→ **Exercise details**: Pull out all lines from the listing below in which the word "name" appears.

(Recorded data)
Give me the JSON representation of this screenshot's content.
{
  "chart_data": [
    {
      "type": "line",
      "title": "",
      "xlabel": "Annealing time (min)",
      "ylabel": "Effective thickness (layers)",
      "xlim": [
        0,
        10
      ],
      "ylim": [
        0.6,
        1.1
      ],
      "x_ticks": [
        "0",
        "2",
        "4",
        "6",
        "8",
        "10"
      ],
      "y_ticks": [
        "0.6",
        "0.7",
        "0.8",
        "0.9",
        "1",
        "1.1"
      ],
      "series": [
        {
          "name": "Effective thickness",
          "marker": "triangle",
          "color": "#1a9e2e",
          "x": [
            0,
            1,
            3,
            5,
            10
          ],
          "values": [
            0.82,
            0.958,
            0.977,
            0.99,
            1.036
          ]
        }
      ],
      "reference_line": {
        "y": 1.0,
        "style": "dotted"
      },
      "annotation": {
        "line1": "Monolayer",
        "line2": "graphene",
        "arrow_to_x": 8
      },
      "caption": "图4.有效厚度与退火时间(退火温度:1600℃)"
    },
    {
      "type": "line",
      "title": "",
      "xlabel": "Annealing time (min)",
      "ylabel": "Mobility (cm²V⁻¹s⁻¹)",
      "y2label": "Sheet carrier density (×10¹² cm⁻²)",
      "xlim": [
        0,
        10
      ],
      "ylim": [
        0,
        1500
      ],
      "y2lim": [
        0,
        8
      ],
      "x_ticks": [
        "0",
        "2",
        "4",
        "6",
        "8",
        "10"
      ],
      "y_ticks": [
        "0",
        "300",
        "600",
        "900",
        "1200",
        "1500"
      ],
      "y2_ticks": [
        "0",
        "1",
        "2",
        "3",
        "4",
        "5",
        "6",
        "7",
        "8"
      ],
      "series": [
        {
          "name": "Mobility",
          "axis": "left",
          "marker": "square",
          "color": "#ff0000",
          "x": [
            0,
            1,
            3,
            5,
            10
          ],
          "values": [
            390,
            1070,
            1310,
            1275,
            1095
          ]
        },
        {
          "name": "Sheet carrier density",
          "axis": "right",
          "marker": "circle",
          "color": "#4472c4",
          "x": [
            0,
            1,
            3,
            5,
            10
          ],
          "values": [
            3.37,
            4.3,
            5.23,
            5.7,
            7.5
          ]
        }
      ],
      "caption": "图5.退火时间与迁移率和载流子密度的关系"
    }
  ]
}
* * *
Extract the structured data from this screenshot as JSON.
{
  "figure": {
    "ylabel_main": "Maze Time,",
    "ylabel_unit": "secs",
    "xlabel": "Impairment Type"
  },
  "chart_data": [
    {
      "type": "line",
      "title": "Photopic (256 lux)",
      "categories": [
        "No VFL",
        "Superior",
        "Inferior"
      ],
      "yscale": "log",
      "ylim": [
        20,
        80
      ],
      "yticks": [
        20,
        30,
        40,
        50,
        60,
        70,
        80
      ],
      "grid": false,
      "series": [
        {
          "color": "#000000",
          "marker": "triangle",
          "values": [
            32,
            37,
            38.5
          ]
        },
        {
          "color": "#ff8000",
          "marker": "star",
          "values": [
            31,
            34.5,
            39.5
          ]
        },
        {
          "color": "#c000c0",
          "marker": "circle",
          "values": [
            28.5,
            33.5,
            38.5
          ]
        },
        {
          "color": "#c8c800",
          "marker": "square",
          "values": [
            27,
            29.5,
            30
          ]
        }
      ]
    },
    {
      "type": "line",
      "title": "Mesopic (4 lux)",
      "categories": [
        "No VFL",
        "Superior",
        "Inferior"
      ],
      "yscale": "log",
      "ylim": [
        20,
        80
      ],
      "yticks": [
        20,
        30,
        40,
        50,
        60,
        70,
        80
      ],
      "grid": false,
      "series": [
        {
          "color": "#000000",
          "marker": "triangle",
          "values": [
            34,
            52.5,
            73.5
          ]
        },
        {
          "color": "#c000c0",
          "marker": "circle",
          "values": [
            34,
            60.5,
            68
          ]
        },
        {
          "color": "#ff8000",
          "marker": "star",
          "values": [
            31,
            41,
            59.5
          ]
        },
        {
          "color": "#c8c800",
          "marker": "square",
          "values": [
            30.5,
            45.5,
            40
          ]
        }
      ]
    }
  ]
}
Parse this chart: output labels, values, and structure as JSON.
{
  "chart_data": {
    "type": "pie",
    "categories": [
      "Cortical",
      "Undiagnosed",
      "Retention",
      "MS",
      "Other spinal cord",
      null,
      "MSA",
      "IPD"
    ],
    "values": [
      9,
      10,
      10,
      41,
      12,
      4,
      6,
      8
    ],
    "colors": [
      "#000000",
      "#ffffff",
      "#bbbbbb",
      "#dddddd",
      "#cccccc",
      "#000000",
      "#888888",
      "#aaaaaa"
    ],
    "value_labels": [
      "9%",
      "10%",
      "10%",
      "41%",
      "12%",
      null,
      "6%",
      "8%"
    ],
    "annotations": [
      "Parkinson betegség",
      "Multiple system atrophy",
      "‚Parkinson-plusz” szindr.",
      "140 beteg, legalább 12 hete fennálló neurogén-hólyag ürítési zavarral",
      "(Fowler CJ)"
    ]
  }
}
...
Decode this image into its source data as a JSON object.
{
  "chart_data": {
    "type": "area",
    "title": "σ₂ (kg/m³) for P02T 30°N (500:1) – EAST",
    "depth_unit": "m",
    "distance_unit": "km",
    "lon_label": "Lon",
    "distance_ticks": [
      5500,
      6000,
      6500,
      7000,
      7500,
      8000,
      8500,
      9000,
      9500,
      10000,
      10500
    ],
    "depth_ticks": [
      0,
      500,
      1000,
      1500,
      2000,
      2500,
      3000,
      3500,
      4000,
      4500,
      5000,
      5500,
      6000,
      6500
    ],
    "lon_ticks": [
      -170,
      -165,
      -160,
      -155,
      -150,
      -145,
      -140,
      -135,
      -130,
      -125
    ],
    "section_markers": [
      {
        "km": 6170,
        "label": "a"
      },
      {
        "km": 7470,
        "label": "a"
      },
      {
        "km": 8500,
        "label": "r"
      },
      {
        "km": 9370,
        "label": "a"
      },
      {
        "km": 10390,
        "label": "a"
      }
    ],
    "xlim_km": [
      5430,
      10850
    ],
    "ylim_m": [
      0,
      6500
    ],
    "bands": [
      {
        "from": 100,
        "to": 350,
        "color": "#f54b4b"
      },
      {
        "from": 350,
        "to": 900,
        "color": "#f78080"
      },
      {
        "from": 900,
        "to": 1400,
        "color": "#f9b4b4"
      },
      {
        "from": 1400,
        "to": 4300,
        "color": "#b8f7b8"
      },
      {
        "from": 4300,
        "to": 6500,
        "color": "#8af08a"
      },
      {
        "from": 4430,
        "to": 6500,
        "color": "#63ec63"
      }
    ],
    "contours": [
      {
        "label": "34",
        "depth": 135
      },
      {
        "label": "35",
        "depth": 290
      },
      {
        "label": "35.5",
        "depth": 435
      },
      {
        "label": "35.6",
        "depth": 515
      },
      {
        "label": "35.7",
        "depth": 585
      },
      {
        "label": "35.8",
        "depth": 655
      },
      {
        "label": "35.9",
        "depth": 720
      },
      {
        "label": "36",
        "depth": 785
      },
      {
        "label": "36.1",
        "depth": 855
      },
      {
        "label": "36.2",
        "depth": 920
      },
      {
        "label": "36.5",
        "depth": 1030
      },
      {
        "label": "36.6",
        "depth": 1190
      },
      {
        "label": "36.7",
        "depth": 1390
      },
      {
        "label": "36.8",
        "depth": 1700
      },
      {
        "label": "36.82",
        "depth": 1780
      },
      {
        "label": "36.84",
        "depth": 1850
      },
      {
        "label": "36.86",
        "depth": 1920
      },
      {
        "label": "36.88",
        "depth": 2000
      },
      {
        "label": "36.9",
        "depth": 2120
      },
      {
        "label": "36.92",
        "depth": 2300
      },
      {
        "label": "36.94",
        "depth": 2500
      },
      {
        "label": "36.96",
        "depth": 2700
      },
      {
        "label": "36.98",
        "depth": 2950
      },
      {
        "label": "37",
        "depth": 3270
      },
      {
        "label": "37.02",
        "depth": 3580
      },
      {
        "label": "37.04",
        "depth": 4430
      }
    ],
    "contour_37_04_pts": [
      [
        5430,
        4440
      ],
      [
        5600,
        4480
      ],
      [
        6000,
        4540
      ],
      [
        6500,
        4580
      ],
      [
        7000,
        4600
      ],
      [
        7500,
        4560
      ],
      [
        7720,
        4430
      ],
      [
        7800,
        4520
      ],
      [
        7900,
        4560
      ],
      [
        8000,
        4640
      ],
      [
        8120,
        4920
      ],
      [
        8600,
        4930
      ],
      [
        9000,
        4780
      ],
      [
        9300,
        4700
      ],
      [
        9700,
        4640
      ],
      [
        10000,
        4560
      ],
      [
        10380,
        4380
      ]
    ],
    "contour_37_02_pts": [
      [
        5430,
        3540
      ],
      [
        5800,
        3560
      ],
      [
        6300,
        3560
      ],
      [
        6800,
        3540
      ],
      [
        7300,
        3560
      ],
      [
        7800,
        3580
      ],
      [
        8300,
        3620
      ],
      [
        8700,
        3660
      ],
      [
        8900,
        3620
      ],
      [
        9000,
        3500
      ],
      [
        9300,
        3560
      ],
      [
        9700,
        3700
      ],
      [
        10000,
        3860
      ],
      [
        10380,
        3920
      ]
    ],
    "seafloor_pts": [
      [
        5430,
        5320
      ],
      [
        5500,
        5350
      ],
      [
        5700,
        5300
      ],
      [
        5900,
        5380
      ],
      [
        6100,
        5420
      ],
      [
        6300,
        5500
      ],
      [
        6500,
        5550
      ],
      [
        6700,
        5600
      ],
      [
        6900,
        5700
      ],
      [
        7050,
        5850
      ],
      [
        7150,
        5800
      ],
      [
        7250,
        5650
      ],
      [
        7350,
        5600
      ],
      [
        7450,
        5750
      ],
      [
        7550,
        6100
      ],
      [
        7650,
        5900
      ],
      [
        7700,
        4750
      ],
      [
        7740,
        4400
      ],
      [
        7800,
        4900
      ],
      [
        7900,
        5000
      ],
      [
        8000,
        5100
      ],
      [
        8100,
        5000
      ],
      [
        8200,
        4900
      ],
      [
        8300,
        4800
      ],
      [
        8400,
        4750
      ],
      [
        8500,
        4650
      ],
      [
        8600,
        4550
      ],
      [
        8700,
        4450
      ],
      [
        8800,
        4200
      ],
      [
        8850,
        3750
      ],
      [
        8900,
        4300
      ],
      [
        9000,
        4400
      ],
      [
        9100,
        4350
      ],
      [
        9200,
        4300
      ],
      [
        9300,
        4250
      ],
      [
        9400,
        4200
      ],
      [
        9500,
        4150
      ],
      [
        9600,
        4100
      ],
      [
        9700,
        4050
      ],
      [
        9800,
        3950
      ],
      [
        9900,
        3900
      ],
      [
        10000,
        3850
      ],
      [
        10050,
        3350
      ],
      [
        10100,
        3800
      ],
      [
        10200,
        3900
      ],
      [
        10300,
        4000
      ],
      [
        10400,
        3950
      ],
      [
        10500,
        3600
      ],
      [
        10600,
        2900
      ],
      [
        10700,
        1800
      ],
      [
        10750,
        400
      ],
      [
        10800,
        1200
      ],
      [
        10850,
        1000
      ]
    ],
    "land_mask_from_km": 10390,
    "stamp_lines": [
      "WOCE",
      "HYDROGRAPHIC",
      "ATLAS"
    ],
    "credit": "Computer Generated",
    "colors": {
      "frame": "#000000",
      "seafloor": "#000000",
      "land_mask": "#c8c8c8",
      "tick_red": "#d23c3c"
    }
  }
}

→ **Solved problem**:
          "name": "Effective thickness",
          "name": "Mobility",
          "name": "Sheet carrier density",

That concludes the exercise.